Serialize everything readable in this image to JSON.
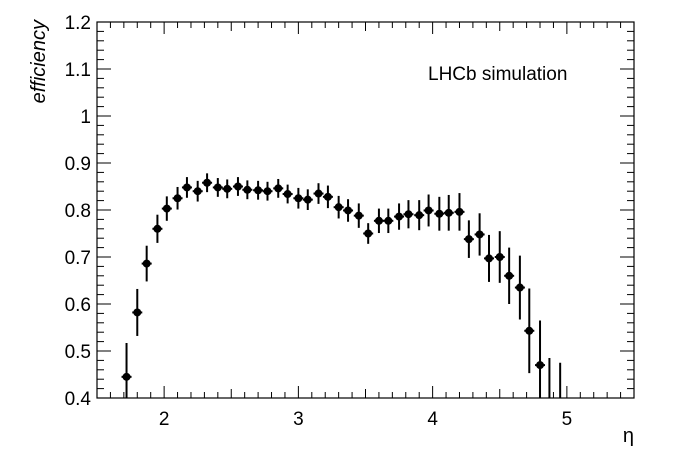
{
  "chart_data": {
    "type": "scatter",
    "title": "",
    "xlabel": "η",
    "ylabel": "efficiency",
    "annotation": "LHCb simulation",
    "xlim": [
      1.5,
      5.5
    ],
    "ylim": [
      0.4,
      1.2
    ],
    "xticks": [
      {
        "value": 2,
        "label": "2"
      },
      {
        "value": 3,
        "label": "3"
      },
      {
        "value": 4,
        "label": "4"
      },
      {
        "value": 5,
        "label": "5"
      }
    ],
    "yticks": [
      {
        "value": 0.4,
        "label": "0.4"
      },
      {
        "value": 0.5,
        "label": "0.5"
      },
      {
        "value": 0.6,
        "label": "0.6"
      },
      {
        "value": 0.7,
        "label": "0.7"
      },
      {
        "value": 0.8,
        "label": "0.8"
      },
      {
        "value": 0.9,
        "label": "0.9"
      },
      {
        "value": 1.0,
        "label": "1"
      },
      {
        "value": 1.1,
        "label": "1.1"
      },
      {
        "value": 1.2,
        "label": "1.2"
      }
    ],
    "grid": false,
    "error_bars": true,
    "marker_color": "#000000",
    "series": [
      {
        "x": [
          1.72,
          1.8,
          1.87,
          1.95,
          2.02,
          2.1,
          2.17,
          2.25,
          2.32,
          2.4,
          2.47,
          2.55,
          2.62,
          2.7,
          2.77,
          2.85,
          2.92,
          3.0,
          3.07,
          3.15,
          3.22,
          3.3,
          3.37,
          3.45,
          3.52,
          3.6,
          3.67,
          3.75,
          3.82,
          3.9,
          3.97,
          4.05,
          4.12,
          4.2,
          4.27,
          4.35,
          4.42,
          4.5,
          4.57,
          4.65,
          4.72,
          4.8,
          4.87,
          4.95
        ],
        "y": [
          0.445,
          0.582,
          0.686,
          0.76,
          0.803,
          0.825,
          0.848,
          0.84,
          0.858,
          0.848,
          0.845,
          0.85,
          0.843,
          0.842,
          0.84,
          0.846,
          0.834,
          0.825,
          0.822,
          0.835,
          0.828,
          0.806,
          0.799,
          0.788,
          0.75,
          0.777,
          0.777,
          0.786,
          0.791,
          0.789,
          0.799,
          0.792,
          0.794,
          0.796,
          0.738,
          0.748,
          0.697,
          0.7,
          0.66,
          0.635,
          0.543,
          0.47,
          0.375,
          0.355
        ],
        "y_err": [
          0.072,
          0.05,
          0.038,
          0.03,
          0.026,
          0.024,
          0.022,
          0.022,
          0.02,
          0.02,
          0.02,
          0.02,
          0.02,
          0.02,
          0.02,
          0.02,
          0.02,
          0.022,
          0.022,
          0.022,
          0.024,
          0.024,
          0.024,
          0.026,
          0.022,
          0.026,
          0.026,
          0.028,
          0.03,
          0.032,
          0.034,
          0.036,
          0.038,
          0.04,
          0.04,
          0.045,
          0.05,
          0.055,
          0.06,
          0.068,
          0.09,
          0.095,
          0.11,
          0.12
        ]
      }
    ]
  }
}
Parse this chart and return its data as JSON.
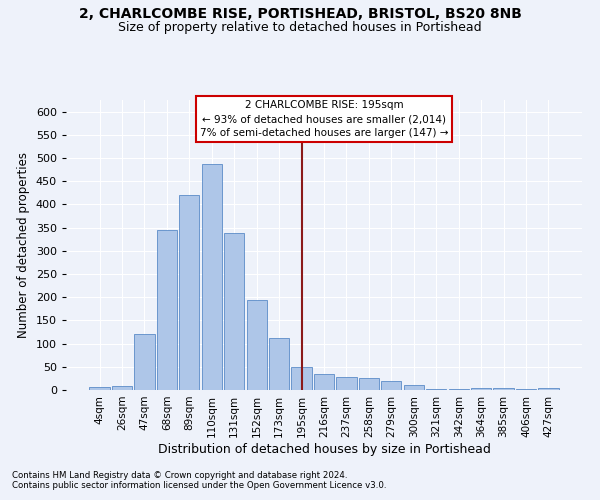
{
  "title": "2, CHARLCOMBE RISE, PORTISHEAD, BRISTOL, BS20 8NB",
  "subtitle": "Size of property relative to detached houses in Portishead",
  "xlabel": "Distribution of detached houses by size in Portishead",
  "ylabel": "Number of detached properties",
  "footnote1": "Contains HM Land Registry data © Crown copyright and database right 2024.",
  "footnote2": "Contains public sector information licensed under the Open Government Licence v3.0.",
  "categories": [
    "4sqm",
    "26sqm",
    "47sqm",
    "68sqm",
    "89sqm",
    "110sqm",
    "131sqm",
    "152sqm",
    "173sqm",
    "195sqm",
    "216sqm",
    "237sqm",
    "258sqm",
    "279sqm",
    "300sqm",
    "321sqm",
    "342sqm",
    "364sqm",
    "385sqm",
    "406sqm",
    "427sqm"
  ],
  "values": [
    6,
    8,
    120,
    345,
    420,
    487,
    338,
    195,
    112,
    50,
    35,
    27,
    25,
    20,
    10,
    3,
    2,
    5,
    4,
    3,
    5
  ],
  "bar_color": "#aec6e8",
  "bar_edge_color": "#5b8cc8",
  "vline_x": 9,
  "vline_color": "#8b1a1a",
  "annotation_title": "2 CHARLCOMBE RISE: 195sqm",
  "annotation_line1": "← 93% of detached houses are smaller (2,014)",
  "annotation_line2": "7% of semi-detached houses are larger (147) →",
  "annotation_box_color": "#ffffff",
  "annotation_box_edge": "#cc0000",
  "ylim": [
    0,
    625
  ],
  "yticks": [
    0,
    50,
    100,
    150,
    200,
    250,
    300,
    350,
    400,
    450,
    500,
    550,
    600
  ],
  "bg_color": "#eef2fa",
  "grid_color": "#ffffff",
  "title_fontsize": 10,
  "subtitle_fontsize": 9,
  "ylabel_fontsize": 8.5,
  "xlabel_fontsize": 9,
  "tick_fontsize": 7.5,
  "ytick_fontsize": 8
}
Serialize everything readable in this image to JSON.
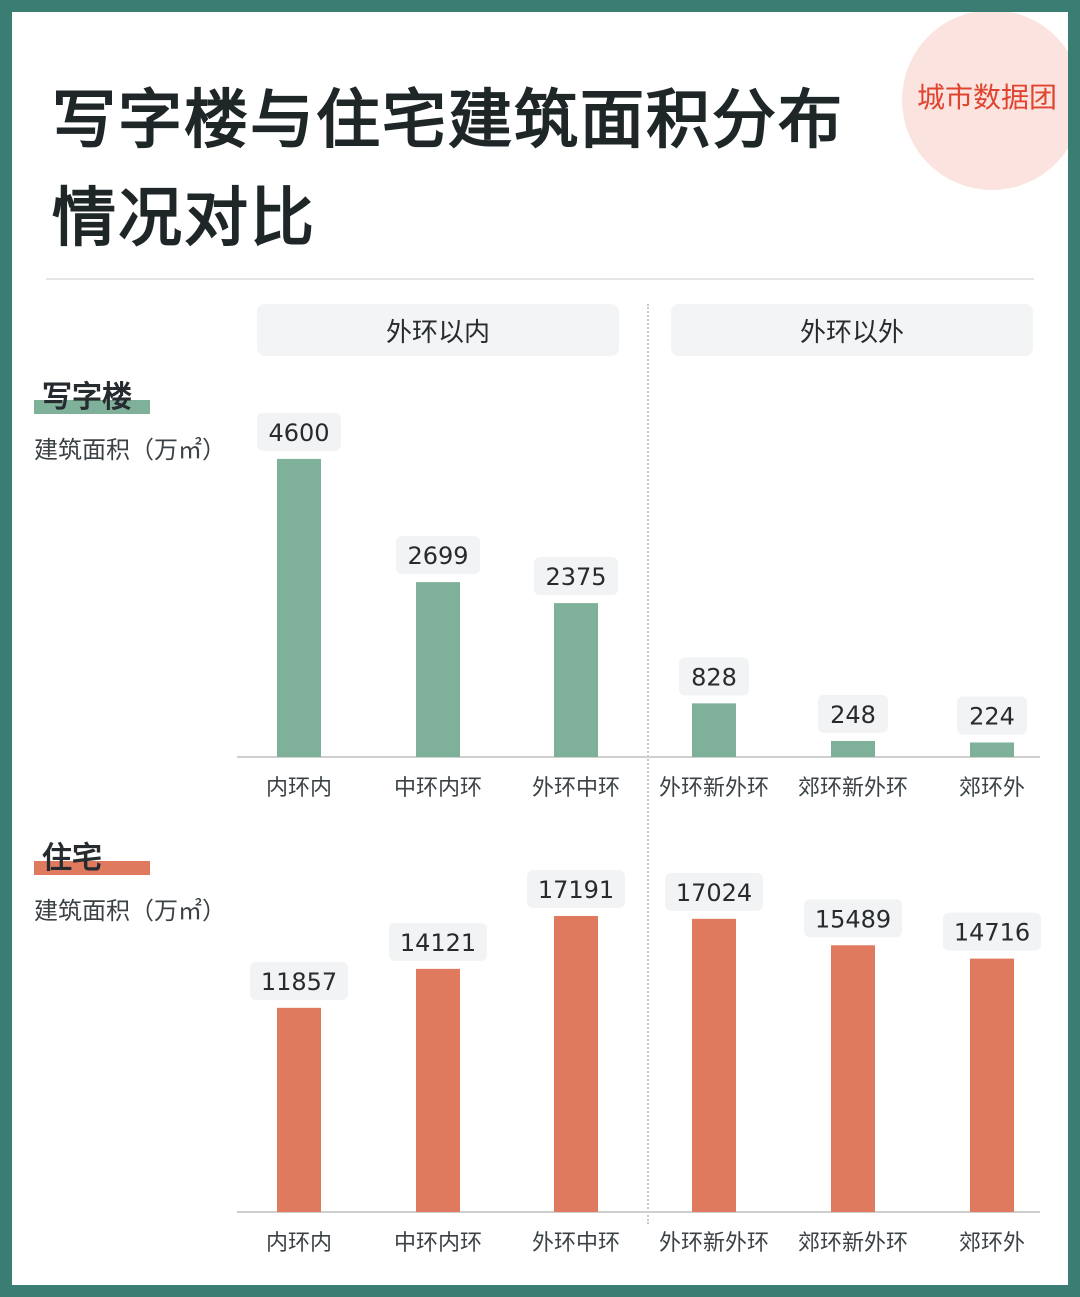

● **Directive**
Write out every line of the data that holds the word "detached".

● **Problem solution**
  "subtitle": "Size of property relative to detached houses in Portishead",
  "xlabel": "Distribution of detached houses by size in Portishead",
  "ylabel": "Number of detached properties",
  "annotation_line1": "← 93% of detached houses are smaller (2,014)",
  "annotation_line2": "7% of semi-detached houses are larger (147) →",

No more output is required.